Would you copy only the lines below, from the one containing "Convert this chart" through the very last one, leaving the pictures out?

Data tied to figure images:
════════════════════

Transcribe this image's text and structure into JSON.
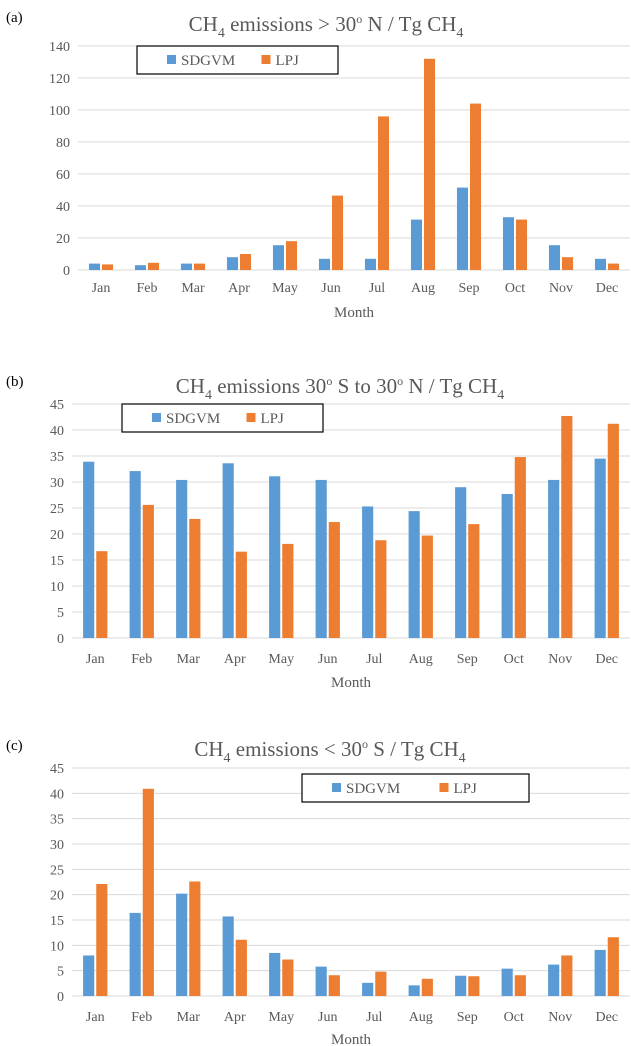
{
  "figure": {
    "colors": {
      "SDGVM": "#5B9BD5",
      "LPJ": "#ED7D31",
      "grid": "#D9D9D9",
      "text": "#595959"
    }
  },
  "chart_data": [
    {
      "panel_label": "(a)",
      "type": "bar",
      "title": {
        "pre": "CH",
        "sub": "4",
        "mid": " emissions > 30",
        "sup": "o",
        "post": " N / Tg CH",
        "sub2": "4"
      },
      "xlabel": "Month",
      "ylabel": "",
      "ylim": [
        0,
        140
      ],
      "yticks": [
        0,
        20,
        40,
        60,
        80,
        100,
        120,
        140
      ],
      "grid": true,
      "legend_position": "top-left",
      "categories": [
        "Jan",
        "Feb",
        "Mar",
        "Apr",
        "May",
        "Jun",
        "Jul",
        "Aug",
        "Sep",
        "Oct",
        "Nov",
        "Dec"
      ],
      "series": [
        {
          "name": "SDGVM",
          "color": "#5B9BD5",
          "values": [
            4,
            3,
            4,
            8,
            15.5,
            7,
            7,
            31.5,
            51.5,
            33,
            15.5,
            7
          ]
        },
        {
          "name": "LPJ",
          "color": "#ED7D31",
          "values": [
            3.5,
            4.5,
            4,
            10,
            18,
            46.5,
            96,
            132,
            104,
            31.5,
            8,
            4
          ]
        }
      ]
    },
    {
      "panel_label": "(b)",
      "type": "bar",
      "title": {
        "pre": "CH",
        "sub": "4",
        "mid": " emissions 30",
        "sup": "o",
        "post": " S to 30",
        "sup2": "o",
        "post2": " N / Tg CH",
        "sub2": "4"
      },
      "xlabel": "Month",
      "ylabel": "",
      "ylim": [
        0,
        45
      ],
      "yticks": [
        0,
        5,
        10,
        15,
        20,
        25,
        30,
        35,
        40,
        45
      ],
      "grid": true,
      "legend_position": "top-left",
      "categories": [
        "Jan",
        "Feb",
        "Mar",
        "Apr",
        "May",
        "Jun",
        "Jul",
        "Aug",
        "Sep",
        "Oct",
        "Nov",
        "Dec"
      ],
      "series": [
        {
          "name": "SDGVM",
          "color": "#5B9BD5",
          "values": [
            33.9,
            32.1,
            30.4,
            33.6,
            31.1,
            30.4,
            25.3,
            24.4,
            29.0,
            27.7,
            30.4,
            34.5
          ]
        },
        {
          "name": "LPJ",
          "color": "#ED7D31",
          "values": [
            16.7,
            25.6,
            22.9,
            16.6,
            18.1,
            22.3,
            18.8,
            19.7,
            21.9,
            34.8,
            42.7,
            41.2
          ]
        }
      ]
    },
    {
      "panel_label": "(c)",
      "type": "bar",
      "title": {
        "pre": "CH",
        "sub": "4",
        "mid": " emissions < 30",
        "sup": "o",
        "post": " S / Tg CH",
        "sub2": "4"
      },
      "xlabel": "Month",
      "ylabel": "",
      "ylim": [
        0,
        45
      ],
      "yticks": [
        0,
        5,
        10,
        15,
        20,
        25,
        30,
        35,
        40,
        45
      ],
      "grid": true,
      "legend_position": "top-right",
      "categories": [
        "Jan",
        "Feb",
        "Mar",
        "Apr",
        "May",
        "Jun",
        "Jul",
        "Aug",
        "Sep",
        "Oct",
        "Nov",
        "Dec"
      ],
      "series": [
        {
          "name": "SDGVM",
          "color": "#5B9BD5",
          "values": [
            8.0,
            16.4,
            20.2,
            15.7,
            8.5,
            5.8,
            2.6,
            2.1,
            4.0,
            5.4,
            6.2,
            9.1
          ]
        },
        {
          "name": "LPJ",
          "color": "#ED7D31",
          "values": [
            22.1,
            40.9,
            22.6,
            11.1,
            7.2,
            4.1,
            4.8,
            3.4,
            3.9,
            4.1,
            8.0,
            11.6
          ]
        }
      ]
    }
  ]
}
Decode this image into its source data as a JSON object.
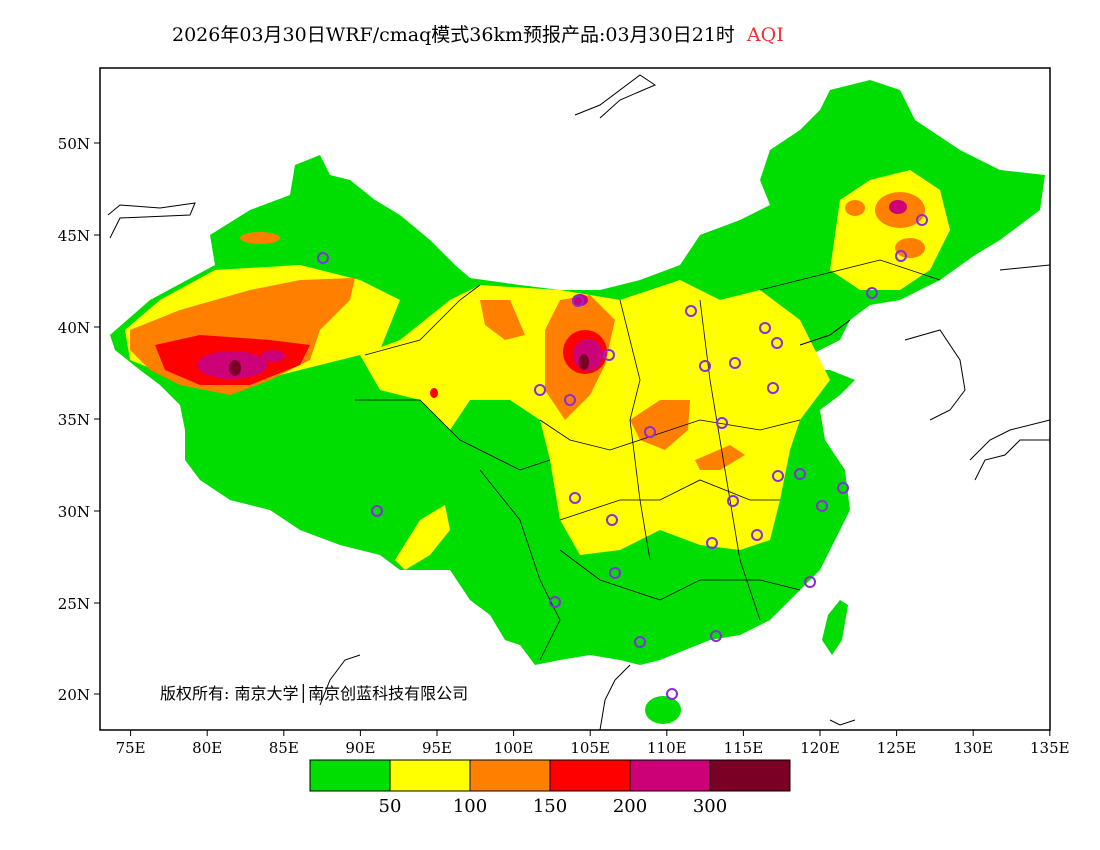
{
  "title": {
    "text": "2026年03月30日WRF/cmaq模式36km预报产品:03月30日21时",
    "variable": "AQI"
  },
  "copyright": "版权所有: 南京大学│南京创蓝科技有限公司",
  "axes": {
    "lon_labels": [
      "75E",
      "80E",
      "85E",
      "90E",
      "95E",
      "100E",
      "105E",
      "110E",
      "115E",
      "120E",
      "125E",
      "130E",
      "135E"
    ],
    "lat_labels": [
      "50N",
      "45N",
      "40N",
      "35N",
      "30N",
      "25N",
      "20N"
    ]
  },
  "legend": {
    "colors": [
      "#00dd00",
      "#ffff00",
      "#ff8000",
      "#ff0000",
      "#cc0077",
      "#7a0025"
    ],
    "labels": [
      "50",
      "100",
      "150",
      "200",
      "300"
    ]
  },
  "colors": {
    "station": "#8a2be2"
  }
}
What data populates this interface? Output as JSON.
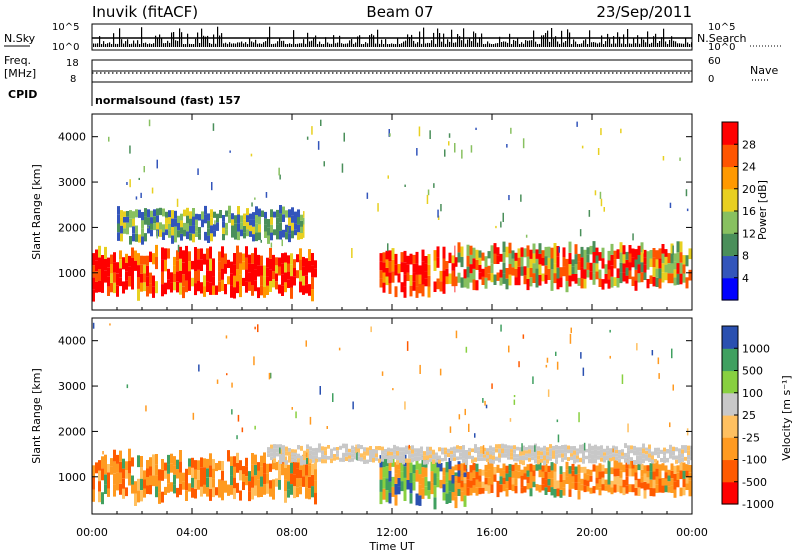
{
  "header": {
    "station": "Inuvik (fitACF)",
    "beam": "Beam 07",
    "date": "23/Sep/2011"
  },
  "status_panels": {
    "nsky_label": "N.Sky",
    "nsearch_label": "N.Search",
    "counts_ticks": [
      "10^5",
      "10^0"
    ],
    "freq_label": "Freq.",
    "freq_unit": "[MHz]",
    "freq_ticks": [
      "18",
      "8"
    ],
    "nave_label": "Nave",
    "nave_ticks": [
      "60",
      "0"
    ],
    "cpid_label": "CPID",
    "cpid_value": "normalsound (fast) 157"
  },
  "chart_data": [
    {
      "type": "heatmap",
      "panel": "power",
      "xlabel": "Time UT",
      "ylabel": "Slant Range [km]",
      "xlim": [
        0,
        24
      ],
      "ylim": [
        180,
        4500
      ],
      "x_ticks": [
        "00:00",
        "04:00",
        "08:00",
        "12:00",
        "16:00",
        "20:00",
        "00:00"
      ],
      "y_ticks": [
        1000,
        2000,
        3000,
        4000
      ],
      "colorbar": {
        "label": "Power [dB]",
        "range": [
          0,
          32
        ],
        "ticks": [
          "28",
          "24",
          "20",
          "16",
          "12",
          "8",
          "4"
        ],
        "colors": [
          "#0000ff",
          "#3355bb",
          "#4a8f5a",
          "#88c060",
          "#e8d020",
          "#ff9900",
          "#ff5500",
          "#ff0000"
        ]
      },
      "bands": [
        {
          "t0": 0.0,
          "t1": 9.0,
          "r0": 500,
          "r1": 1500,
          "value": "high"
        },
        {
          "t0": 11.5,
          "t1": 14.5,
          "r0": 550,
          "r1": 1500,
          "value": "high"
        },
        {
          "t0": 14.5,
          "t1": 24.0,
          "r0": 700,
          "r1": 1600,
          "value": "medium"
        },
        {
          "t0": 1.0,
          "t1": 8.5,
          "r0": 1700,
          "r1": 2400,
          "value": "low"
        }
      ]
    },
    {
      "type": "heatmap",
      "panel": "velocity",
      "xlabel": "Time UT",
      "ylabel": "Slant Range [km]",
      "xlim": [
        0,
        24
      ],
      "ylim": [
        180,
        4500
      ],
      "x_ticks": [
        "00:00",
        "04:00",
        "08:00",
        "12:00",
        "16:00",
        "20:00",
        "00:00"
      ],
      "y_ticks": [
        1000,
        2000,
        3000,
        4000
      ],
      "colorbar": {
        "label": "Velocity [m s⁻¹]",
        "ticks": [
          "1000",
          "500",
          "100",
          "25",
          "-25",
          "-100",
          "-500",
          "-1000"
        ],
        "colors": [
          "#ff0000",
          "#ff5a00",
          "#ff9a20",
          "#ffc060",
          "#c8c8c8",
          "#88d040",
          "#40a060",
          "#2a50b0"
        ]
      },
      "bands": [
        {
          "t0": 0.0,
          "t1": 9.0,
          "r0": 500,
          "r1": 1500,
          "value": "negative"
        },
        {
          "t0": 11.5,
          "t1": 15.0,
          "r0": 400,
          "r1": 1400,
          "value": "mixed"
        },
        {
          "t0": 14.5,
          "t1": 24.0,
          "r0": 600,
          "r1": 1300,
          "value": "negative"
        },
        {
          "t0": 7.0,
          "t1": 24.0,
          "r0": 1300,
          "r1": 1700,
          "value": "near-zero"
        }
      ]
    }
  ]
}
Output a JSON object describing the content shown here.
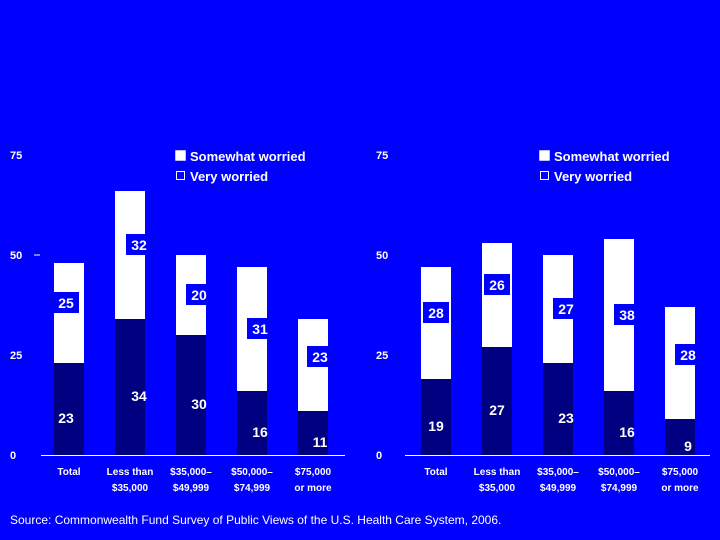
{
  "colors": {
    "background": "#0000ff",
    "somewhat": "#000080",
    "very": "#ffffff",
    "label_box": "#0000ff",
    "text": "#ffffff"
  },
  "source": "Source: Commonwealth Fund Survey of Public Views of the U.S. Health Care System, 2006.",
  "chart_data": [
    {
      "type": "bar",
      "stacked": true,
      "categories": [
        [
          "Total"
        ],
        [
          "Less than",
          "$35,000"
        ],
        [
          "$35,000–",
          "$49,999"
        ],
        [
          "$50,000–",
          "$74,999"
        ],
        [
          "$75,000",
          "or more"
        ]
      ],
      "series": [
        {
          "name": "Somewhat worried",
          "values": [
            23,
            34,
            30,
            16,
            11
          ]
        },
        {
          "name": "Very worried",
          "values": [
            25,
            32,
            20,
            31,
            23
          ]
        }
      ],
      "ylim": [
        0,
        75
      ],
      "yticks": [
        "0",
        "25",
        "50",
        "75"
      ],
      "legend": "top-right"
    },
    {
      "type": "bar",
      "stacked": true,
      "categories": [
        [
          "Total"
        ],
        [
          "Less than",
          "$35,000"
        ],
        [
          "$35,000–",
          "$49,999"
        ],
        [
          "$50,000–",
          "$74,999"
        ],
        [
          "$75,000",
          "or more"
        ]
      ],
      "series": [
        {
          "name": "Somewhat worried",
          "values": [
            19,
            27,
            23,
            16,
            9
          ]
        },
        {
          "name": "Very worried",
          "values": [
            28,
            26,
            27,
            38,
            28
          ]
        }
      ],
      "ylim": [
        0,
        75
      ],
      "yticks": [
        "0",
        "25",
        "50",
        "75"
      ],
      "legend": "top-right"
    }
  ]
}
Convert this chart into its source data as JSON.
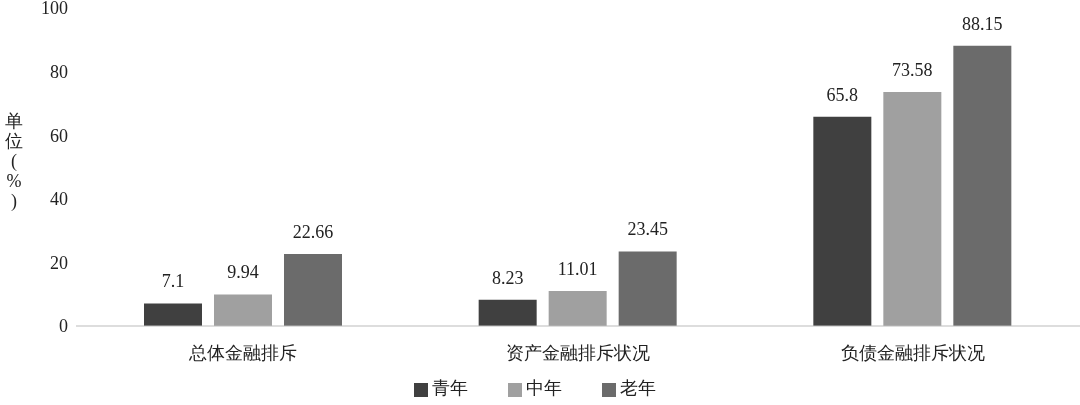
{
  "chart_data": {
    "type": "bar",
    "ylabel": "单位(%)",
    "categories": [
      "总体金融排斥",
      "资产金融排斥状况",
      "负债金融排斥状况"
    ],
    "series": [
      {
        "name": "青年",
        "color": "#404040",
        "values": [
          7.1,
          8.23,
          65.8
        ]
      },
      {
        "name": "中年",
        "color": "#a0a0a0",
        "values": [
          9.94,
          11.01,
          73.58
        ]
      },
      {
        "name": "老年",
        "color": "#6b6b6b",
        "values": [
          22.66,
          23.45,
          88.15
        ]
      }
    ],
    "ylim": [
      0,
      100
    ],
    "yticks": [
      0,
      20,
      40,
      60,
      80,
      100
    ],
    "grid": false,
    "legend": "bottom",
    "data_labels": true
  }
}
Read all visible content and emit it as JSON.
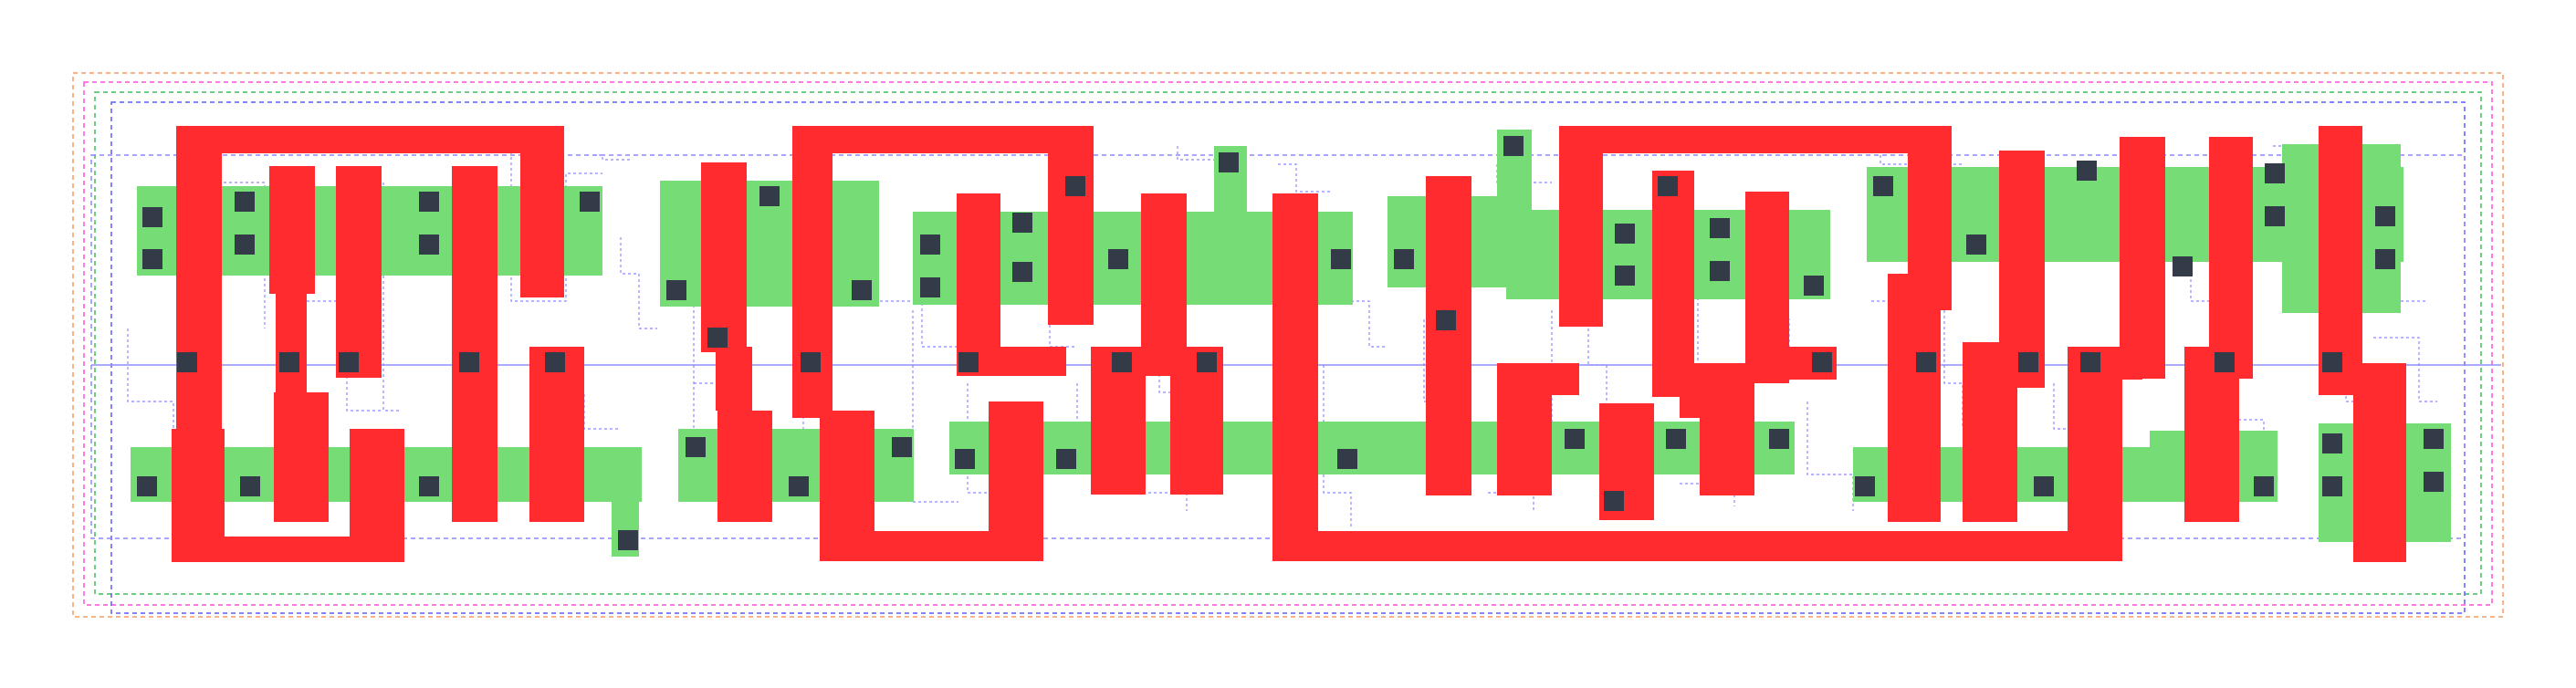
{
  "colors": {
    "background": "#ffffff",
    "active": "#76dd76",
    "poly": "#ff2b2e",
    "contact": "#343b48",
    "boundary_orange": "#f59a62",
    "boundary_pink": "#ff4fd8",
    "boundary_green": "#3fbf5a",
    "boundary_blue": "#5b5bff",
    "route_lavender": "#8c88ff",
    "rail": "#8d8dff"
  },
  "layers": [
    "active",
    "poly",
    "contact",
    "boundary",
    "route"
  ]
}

════════════════════

» **EXERCISE RESULT**:
Convert this chart into its source data as JSON.
{
  "chart_data": {
    "type": "bar",
    "ylabel": "单位(%)",
    "categories": [
      "总体金融排斥",
      "资产金融排斥状况",
      "负债金融排斥状况"
    ],
    "series": [
      {
        "name": "青年",
        "color": "#404040",
        "values": [
          7.1,
          8.23,
          65.8
        ]
      },
      {
        "name": "中年",
        "color": "#a0a0a0",
        "values": [
          9.94,
          11.01,
          73.58
        ]
      },
      {
        "name": "老年",
        "color": "#6b6b6b",
        "values": [
          22.66,
          23.45,
          88.15
        ]
      }
    ],
    "ylim": [
      0,
      100
    ],
    "yticks": [
      0,
      20,
      40,
      60,
      80,
      100
    ],
    "grid": false,
    "legend": "bottom",
    "data_labels": true
  }
}
Read all visible content and emit it as JSON.
{
  "colors": {
    "background": "#ffffff",
    "active": "#76dd76",
    "poly": "#ff2b2e",
    "contact": "#343b48",
    "boundary_orange": "#f59a62",
    "boundary_pink": "#ff4fd8",
    "boundary_green": "#3fbf5a",
    "boundary_blue": "#5b5bff",
    "route_lavender": "#8c88ff",
    "rail": "#8d8dff"
  },
  "layers": [
    "active",
    "poly",
    "contact",
    "boundary",
    "route"
  ]
}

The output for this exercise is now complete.